◆ Your objective: Each line should be copied exactly.

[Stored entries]
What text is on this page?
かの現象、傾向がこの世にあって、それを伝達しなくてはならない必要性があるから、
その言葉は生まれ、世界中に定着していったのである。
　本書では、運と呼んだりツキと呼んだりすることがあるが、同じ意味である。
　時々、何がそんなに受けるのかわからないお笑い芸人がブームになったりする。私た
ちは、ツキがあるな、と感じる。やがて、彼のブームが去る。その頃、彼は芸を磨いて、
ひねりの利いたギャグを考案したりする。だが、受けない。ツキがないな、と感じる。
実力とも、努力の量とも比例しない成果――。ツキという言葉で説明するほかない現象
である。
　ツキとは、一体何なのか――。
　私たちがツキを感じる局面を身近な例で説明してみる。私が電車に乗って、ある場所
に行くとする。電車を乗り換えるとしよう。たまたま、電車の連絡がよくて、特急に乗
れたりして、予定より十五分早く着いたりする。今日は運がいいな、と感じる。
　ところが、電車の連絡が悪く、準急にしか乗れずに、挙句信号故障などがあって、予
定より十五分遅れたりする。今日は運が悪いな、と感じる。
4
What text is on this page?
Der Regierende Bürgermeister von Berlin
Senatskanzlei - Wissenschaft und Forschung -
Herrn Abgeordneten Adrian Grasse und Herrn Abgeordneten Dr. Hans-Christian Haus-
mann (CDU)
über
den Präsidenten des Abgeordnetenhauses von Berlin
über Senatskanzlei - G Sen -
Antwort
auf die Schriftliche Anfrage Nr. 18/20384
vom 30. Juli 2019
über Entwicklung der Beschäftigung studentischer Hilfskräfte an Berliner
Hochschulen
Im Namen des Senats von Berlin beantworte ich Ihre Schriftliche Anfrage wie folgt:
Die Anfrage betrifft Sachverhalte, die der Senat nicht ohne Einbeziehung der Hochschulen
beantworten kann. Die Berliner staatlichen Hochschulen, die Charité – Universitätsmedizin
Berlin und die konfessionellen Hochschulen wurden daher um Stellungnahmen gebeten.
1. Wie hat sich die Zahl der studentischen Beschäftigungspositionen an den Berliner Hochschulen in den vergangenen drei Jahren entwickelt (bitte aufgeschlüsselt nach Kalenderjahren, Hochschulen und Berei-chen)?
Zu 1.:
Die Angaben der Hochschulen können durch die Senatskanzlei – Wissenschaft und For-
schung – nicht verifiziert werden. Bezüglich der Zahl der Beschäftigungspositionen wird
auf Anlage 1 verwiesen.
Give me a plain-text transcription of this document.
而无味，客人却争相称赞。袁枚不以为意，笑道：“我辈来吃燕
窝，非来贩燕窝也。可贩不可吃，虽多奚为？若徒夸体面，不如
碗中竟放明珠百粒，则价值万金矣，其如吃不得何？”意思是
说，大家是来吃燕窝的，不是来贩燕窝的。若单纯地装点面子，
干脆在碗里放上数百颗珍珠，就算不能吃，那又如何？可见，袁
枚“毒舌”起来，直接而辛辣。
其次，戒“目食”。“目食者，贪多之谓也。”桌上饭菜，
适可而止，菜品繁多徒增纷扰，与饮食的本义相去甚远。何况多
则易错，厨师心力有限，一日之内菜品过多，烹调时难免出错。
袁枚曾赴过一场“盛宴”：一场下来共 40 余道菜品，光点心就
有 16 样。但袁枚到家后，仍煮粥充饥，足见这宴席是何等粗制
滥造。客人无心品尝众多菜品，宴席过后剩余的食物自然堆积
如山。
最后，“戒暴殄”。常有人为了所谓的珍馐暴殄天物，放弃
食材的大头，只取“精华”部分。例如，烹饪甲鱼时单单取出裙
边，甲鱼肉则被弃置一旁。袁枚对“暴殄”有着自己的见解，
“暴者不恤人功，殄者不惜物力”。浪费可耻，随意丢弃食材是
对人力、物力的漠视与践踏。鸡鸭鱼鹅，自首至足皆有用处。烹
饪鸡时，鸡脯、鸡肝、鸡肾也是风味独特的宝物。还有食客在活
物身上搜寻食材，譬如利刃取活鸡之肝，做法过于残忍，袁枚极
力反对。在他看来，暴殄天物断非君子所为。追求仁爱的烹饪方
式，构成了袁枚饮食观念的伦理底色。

◆ Completed exercise:
What text is on this page?
かの現象、傾向がこの世にあって、それを伝達しなくてはならない必要性があるから、
その言葉は生まれ、世界中に定着していったのである。
　本書では、運と呼んだりツキと呼んだりすることがあるが、同じ意味である。
　時々、何がそんなに受けるのかわからないお笑い芸人がブームになったりする。私た
ちは、ツキがあるな、と感じる。やがて、彼のブームが去る。その頃、彼は芸を磨いて、
ひねりの利いたギャグを考案したりする。だが、受けない。ツキがないな、と感じる。
実力とも、努力の量とも比例しない成果――。ツキという言葉で説明するほかない現象
である。
　ツキとは、一体何なのか――。
　私たちがツキを感じる局面を身近な例で説明してみる。私が電車に乗って、ある場所
に行くとする。電車を乗り換えるとしよう。たまたま、電車の連絡がよくて、特急に乗
れたりして、予定より十五分早く着いたりする。今日は運がいいな、と感じる。
　ところが、電車の連絡が悪く、準急にしか乗れずに、挙句信号故障などがあって、予
定より十五分遅れたりする。今日は運が悪いな、と感じる。
4
What text is on this page?
Der Regierende Bürgermeister von Berlin
Senatskanzlei - Wissenschaft und Forschung -
Herrn Abgeordneten Adrian Grasse und Herrn Abgeordneten Dr. Hans-Christian Haus-
mann (CDU)
über
den Präsidenten des Abgeordnetenhauses von Berlin
über Senatskanzlei - G Sen -
Antwort
auf die Schriftliche Anfrage Nr. 18/20384
vom 30. Juli 2019
über Entwicklung der Beschäftigung studentischer Hilfskräfte an Berliner
Hochschulen
Im Namen des Senats von Berlin beantworte ich Ihre Schriftliche Anfrage wie folgt:
Die Anfrage betrifft Sachverhalte, die der Senat nicht ohne Einbeziehung der Hochschulen
beantworten kann. Die Berliner staatlichen Hochschulen, die Charité – Universitätsmedizin
Berlin und die konfessionellen Hochschulen wurden daher um Stellungnahmen gebeten.
1. Wie hat sich die Zahl der studentischen Beschäftigungspositionen an den Berliner Hochschulen in den vergangenen drei Jahren entwickelt (bitte aufgeschlüsselt nach Kalenderjahren, Hochschulen und Berei-chen)?
Zu 1.:
Die Angaben der Hochschulen können durch die Senatskanzlei – Wissenschaft und For-
schung – nicht verifiziert werden. Bezüglich der Zahl der Beschäftigungspositionen wird
auf Anlage 1 verwiesen.
Give me a plain-text transcription of this document.
而无味，客人却争相称赞。袁枚不以为意，笑道：“我辈来吃燕
窝，非来贩燕窝也。可贩不可吃，虽多奚为？若徒夸体面，不如
碗中竟放明珠百粒，则价值万金矣，其如吃不得何？”意思是
说，大家是来吃燕窝的，不是来贩燕窝的。若单纯地装点面子，
干脆在碗里放上数百颗珍珠，就算不能吃，那又如何？可见，袁
枚“毒舌”起来，直接而辛辣。
其次，戒“目食”。“目食者，贪多之谓也。”桌上饭菜，
适可而止，菜品繁多徒增纷扰，与饮食的本义相去甚远。何况多
则易错，厨师心力有限，一日之内菜品过多，烹调时难免出错。
袁枚曾赴过一场“盛宴”：一场下来共 40 余道菜品，光点心就
有 16 样。但袁枚到家后，仍煮粥充饥，足见这宴席是何等粗制
滥造。客人无心品尝众多菜品，宴席过后剩余的食物自然堆积
如山。
最后，“戒暴殄”。常有人为了所谓的珍馐暴殄天物，放弃
食材的大头，只取“精华”部分。例如，烹饪甲鱼时单单取出裙
边，甲鱼肉则被弃置一旁。袁枚对“暴殄”有着自己的见解，
“暴者不恤人功，殄者不惜物力”。浪费可耻，随意丢弃食材是
对人力、物力的漠视与践踏。鸡鸭鱼鹅，自首至足皆有用处。烹
饪鸡时，鸡脯、鸡肝、鸡肾也是风味独特的宝物。还有食客在活
物身上搜寻食材，譬如利刃取活鸡之肝，做法过于残忍，袁枚极
力反对。在他看来，暴殄天物断非君子所为。追求仁爱的烹饪方
式，构成了袁枚饮食观念的伦理底色。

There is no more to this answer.